■ Task instructions
Return exactly the lines of the data below, from the one that contains "Serialize everything readable" through the final line, and leave out every picture.

■ Material supplied

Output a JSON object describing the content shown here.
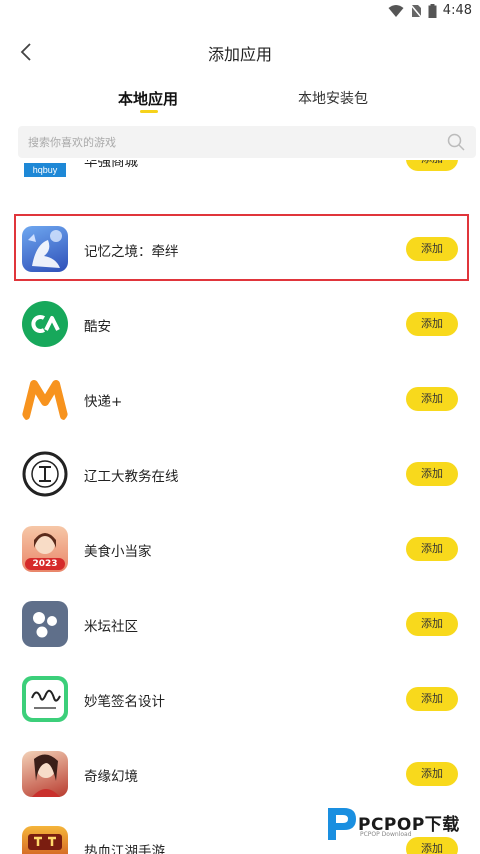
{
  "status_bar": {
    "time": "4:48"
  },
  "header": {
    "title": "添加应用"
  },
  "tabs": [
    {
      "label": "本地应用",
      "active": true
    },
    {
      "label": "本地安装包",
      "active": false
    }
  ],
  "search": {
    "placeholder": "搜索你喜欢的游戏"
  },
  "apps": [
    {
      "name": "华强商城",
      "icon": "hqbuy-logo",
      "icon_text": "hqbuy",
      "button": "添加"
    },
    {
      "name": "记忆之境：牵绊",
      "icon": "memory-realm-icon",
      "button": "添加",
      "highlighted": true
    },
    {
      "name": "酷安",
      "icon": "coolapk-icon",
      "button": "添加"
    },
    {
      "name": "快递+",
      "icon": "kuaidi-m-icon",
      "button": "添加"
    },
    {
      "name": "辽工大教务在线",
      "icon": "lntu-seal-icon",
      "button": "添加"
    },
    {
      "name": "美食小当家",
      "icon": "food-game-icon",
      "icon_text": "2023",
      "button": "添加"
    },
    {
      "name": "米坛社区",
      "icon": "mitan-dots-icon",
      "button": "添加"
    },
    {
      "name": "妙笔签名设计",
      "icon": "signature-icon",
      "button": "添加"
    },
    {
      "name": "奇缘幻境",
      "icon": "fantasy-game-icon",
      "button": "添加"
    },
    {
      "name": "热血江湖手游",
      "icon": "rexue-game-icon",
      "button": "添加"
    }
  ],
  "watermark": {
    "brand": "PCPOP下载",
    "sub": "PCPOP Download"
  },
  "colors": {
    "accent": "#f8d91c",
    "highlight_border": "#e0353b",
    "coolapk_green": "#17a85b"
  }
}
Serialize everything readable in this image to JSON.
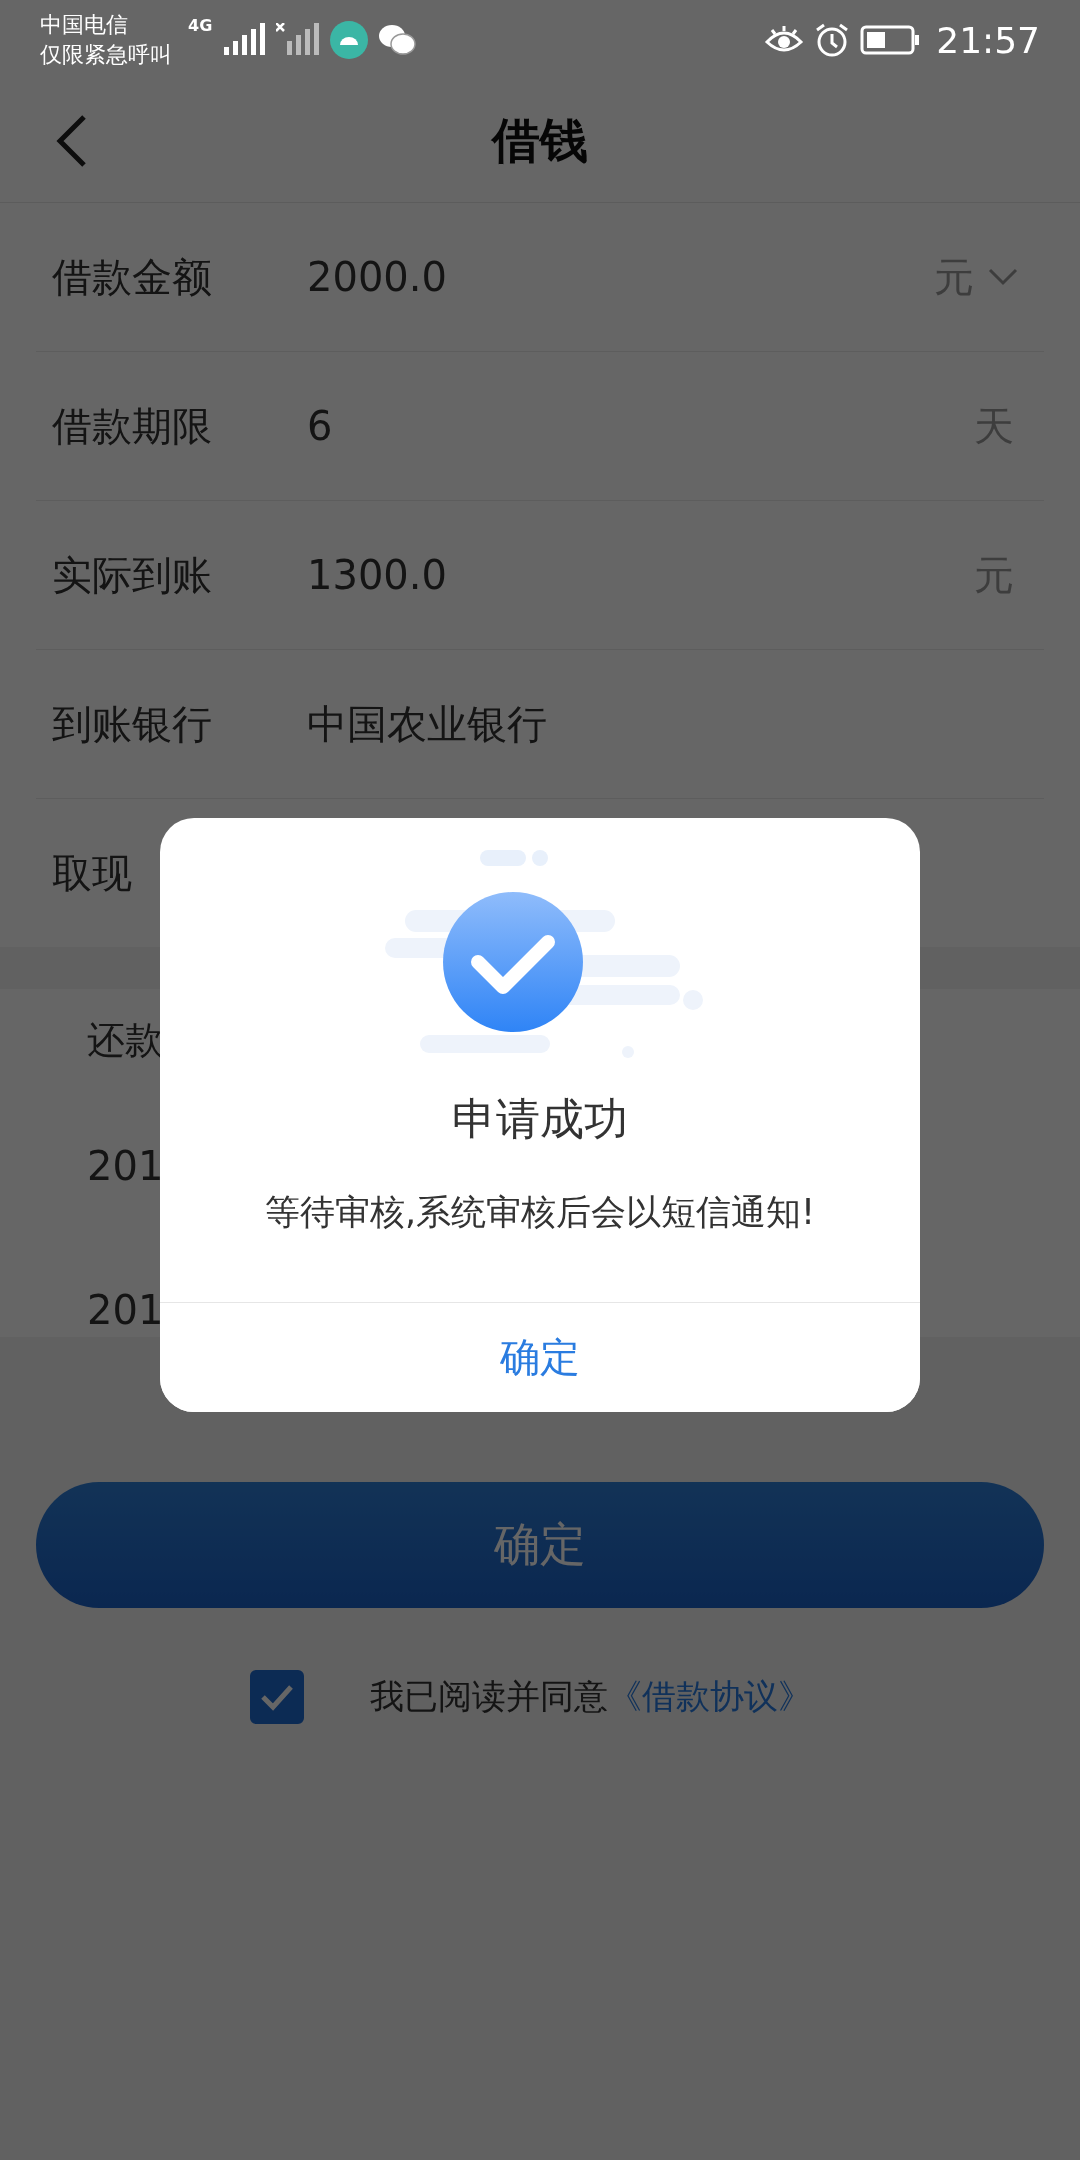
{
  "status_bar": {
    "carrier": "中国电信",
    "carrier_note": "仅限紧急呼叫",
    "network": "4G",
    "time": "21:57"
  },
  "header": {
    "title": "借钱"
  },
  "form_rows": [
    {
      "label": "借款金额",
      "value": "2000.0",
      "unit": "元",
      "dropdown": true
    },
    {
      "label": "借款期限",
      "value": "6",
      "unit": "天",
      "dropdown": false
    },
    {
      "label": "实际到账",
      "value": "1300.0",
      "unit": "元",
      "dropdown": false
    },
    {
      "label": "到账银行",
      "value": "中国农业银行",
      "dropdown": false
    },
    {
      "label": "取现",
      "dropdown": false
    }
  ],
  "repayment": {
    "title": "还款",
    "items": [
      "201",
      "201"
    ]
  },
  "submit_button": {
    "label": "确定"
  },
  "agreement": {
    "checked": true,
    "text": "我已阅读并同意",
    "link": "《借款协议》"
  },
  "dialog": {
    "title": "申请成功",
    "message": "等待审核,系统审核后会以短信通知!",
    "button": "确定"
  }
}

■ In response
Serialize everything readable in this image to JSON.
{
  "status_bar": {
    "carrier": "中国电信",
    "carrier_note": "仅限紧急呼叫",
    "network": "4G",
    "time": "21:57"
  },
  "header": {
    "title": "借钱"
  },
  "form_rows": [
    {
      "label": "借款金额",
      "value": "2000.0",
      "unit": "元",
      "dropdown": true
    },
    {
      "label": "借款期限",
      "value": "6",
      "unit": "天",
      "dropdown": false
    },
    {
      "label": "实际到账",
      "value": "1300.0",
      "unit": "元",
      "dropdown": false
    },
    {
      "label": "到账银行",
      "value": "中国农业银行",
      "dropdown": false
    },
    {
      "label": "取现",
      "dropdown": false
    }
  ],
  "repayment": {
    "title": "还款",
    "items": [
      "201",
      "201"
    ]
  },
  "submit_button": {
    "label": "确定"
  },
  "agreement": {
    "checked": true,
    "text": "我已阅读并同意",
    "link": "《借款协议》"
  },
  "dialog": {
    "title": "申请成功",
    "message": "等待审核,系统审核后会以短信通知!",
    "button": "确定"
  }
}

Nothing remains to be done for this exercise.